▶ [GOAL] Put every line of the material below into a JSON list of strings, one string per line, skipping blank lines. Leave the pictures out.
------ EXCERPTED RECORDS
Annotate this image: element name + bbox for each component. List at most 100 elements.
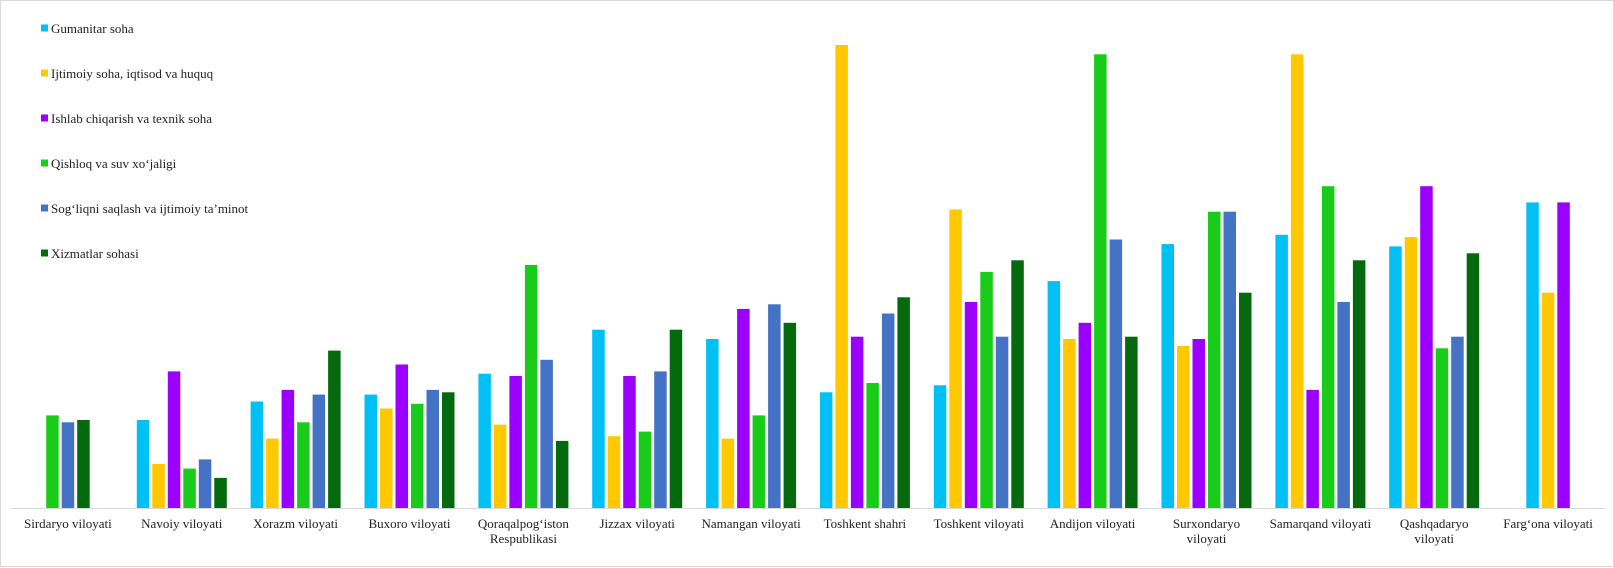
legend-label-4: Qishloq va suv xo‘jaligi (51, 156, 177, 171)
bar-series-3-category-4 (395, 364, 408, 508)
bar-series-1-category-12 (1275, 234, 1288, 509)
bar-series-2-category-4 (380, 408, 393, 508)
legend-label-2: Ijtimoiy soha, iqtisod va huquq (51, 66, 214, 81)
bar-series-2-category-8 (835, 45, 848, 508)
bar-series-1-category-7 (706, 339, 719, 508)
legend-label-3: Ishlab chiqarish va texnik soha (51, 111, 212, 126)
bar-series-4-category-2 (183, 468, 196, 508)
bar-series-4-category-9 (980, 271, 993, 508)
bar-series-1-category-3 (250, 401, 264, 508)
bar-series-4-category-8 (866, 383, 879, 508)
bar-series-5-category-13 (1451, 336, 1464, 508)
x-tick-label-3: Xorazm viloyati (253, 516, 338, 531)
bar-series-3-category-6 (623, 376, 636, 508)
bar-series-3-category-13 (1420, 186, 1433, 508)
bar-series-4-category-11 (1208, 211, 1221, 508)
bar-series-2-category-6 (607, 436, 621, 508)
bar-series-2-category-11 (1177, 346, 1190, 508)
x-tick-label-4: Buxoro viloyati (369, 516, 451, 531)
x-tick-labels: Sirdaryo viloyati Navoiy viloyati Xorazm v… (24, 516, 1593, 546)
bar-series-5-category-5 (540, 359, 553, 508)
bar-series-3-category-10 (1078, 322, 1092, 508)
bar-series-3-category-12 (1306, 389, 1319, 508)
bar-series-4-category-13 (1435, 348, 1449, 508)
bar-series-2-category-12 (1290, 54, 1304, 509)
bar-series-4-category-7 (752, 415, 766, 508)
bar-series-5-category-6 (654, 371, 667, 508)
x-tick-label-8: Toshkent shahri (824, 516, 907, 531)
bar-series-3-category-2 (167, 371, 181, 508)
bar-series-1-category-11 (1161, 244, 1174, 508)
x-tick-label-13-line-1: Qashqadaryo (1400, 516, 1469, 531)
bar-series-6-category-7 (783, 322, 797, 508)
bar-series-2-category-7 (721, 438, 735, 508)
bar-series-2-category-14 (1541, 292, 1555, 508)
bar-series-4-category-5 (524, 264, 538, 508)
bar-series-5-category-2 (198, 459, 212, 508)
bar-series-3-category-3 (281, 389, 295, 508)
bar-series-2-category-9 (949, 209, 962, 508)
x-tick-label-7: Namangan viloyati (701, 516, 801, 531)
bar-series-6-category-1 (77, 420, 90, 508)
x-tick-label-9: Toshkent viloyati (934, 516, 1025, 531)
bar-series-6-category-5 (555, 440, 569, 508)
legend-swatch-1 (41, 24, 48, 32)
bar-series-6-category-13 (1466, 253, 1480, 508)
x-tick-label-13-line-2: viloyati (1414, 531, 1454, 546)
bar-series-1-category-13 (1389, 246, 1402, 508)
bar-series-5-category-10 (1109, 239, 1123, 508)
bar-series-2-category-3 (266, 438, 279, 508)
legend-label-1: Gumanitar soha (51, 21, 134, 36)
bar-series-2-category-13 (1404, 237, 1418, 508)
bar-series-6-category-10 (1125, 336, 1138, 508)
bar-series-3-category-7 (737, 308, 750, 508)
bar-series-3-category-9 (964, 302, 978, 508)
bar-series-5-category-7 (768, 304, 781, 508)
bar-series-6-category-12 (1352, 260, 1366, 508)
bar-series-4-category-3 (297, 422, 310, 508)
------------
▶ [CORRECT ANSWER]
[
  "Annotate this image: element name + bbox for each component. List at most 100 elements.",
  "legend-label-4: Qishloq va suv xo‘jaligi (51, 156, 177, 171)",
  "bar-series-3-category-4 (395, 364, 408, 508)",
  "bar-series-1-category-12 (1275, 234, 1288, 509)",
  "bar-series-2-category-4 (380, 408, 393, 508)",
  "legend-label-2: Ijtimoiy soha, iqtisod va huquq (51, 66, 214, 81)",
  "bar-series-2-category-8 (835, 45, 848, 508)",
  "bar-series-1-category-7 (706, 339, 719, 508)",
  "legend-label-3: Ishlab chiqarish va texnik soha (51, 111, 212, 126)",
  "bar-series-4-category-2 (183, 468, 196, 508)",
  "bar-series-4-category-9 (980, 271, 993, 508)",
  "bar-series-1-category-3 (250, 401, 264, 508)",
  "bar-series-4-category-8 (866, 383, 879, 508)",
  "bar-series-5-category-13 (1451, 336, 1464, 508)",
  "x-tick-label-3: Xorazm viloyati (253, 516, 338, 531)",
  "bar-series-3-category-6 (623, 376, 636, 508)",
  "bar-series-3-category-13 (1420, 186, 1433, 508)",
  "bar-series-4-category-11 (1208, 211, 1221, 508)",
  "bar-series-2-category-6 (607, 436, 621, 508)",
  "bar-series-2-category-11 (1177, 346, 1190, 508)",
  "x-tick-label-4: Buxoro viloyati (369, 516, 451, 531)",
  "x-tick-labels: Sirdaryo viloyati Navoiy viloyati Xorazm v… (24, 516, 1593, 546)",
  "bar-series-5-category-5 (540, 359, 553, 508)",
  "bar-series-3-category-10 (1078, 322, 1092, 508)",
  "bar-series-3-category-12 (1306, 389, 1319, 508)",
  "bar-series-4-category-13 (1435, 348, 1449, 508)",
  "bar-series-2-category-12 (1290, 54, 1304, 509)",
  "bar-series-4-category-7 (752, 415, 766, 508)",
  "bar-series-5-category-6 (654, 371, 667, 508)",
  "x-tick-label-8: Toshkent shahri (824, 516, 907, 531)",
  "bar-series-3-category-2 (167, 371, 181, 508)",
  "bar-series-1-category-11 (1161, 244, 1174, 508)",
  "x-tick-label-13-line-1: Qashqadaryo (1400, 516, 1469, 531)",
  "bar-series-6-category-7 (783, 322, 797, 508)",
  "bar-series-2-category-7 (721, 438, 735, 508)",
  "bar-series-2-category-14 (1541, 292, 1555, 508)",
  "bar-series-4-category-5 (524, 264, 538, 508)",
  "bar-series-5-category-2 (198, 459, 212, 508)",
  "bar-series-3-category-3 (281, 389, 295, 508)",
  "bar-series-2-category-9 (949, 209, 962, 508)",
  "x-tick-label-7: Namangan viloyati (701, 516, 801, 531)",
  "bar-series-6-category-1 (77, 420, 90, 508)",
  "x-tick-label-9: Toshkent viloyati (934, 516, 1025, 531)",
  "bar-series-6-category-5 (555, 440, 569, 508)",
  "legend-swatch-1 (41, 24, 48, 32)",
  "bar-series-6-category-13 (1466, 253, 1480, 508)",
  "x-tick-label-13-line-2: viloyati (1414, 531, 1454, 546)",
  "bar-series-1-category-13 (1389, 246, 1402, 508)",
  "bar-series-5-category-10 (1109, 239, 1123, 508)",
  "bar-series-2-category-3 (266, 438, 279, 508)",
  "legend-label-1: Gumanitar soha (51, 21, 134, 36)",
  "bar-series-2-category-13 (1404, 237, 1418, 508)",
  "bar-series-6-category-10 (1125, 336, 1138, 508)",
  "bar-series-3-category-7 (737, 308, 750, 508)",
  "bar-series-3-category-9 (964, 302, 978, 508)",
  "bar-series-5-category-7 (768, 304, 781, 508)",
  "bar-series-6-category-12 (1352, 260, 1366, 508)",
  "bar-series-4-category-3 (297, 422, 310, 508)"
]